=== Stored items ===
##########

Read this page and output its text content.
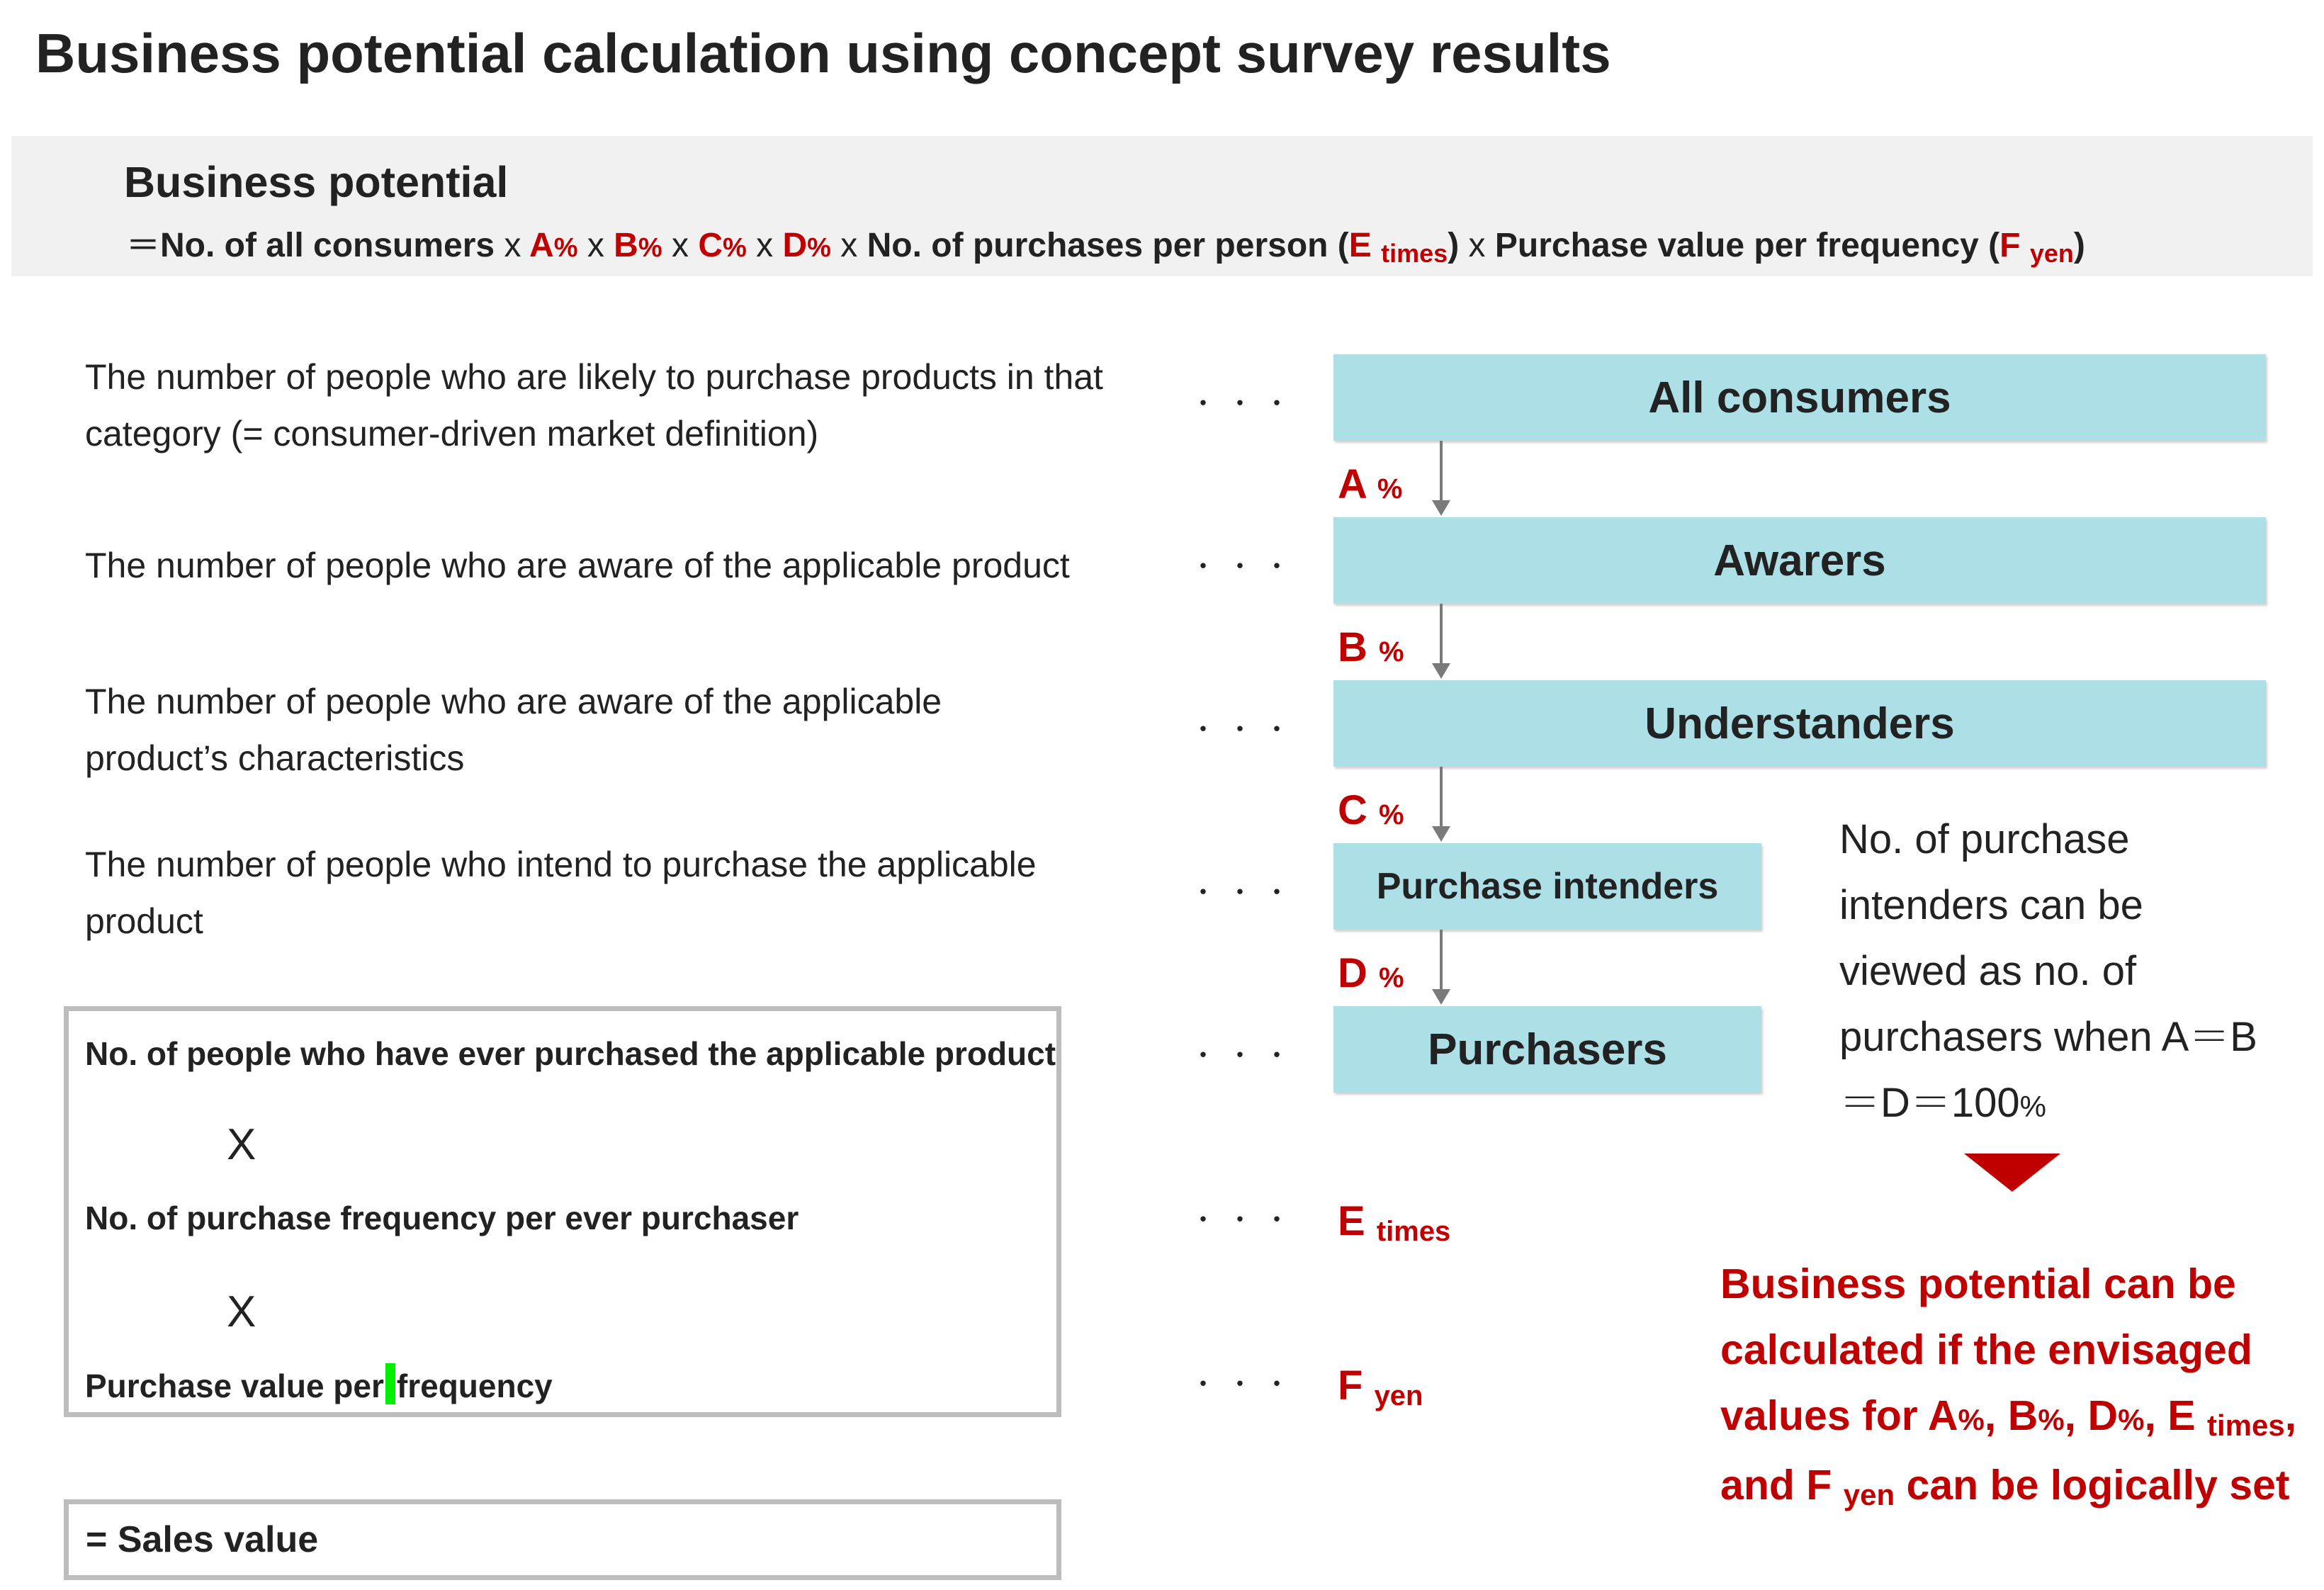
Business potential calculation using concept survey results
Business potential
＝No. of all consumers x A% x B% x C% x D% x No. of purchases per person (E times) x Purchase value per frequency (F yen)
The number of people who are likely to purchase products in that category (= consumer-driven market definition)
The number of people who are aware of the applicable product
The number of people who are aware of the applicable product’s characteristics
The number of people who intend to purchase the applicable product
・・・
・・・
・・・
・・・
・・・
・・・
・・・
All consumers
Awarers
Understanders
Purchase intenders
Purchasers
A %
B %
C %
D %
E times
F yen
No. of purchase intenders can be viewed as no. of purchasers when A＝B＝D＝100%
Business potential can be calculated if the envisaged values for A%, B%, D%, E times, and F yen can be logically set
No. of people who have ever purchased the applicable product
X
No. of purchase frequency per ever purchaser
X
Purchase value per frequency
= Sales value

##########

=== Set problem ===
Pull out every line of the entries that includes the word "times".

=== The completed task ===
＝No. of all consumers x A% x B% x C% x D% x No. of purchases per person (E times) x Purchase value per frequency (F yen)
E times
Business potential can be calculated if the envisaged values for A%, B%, D%, E times, and F yen can be logically set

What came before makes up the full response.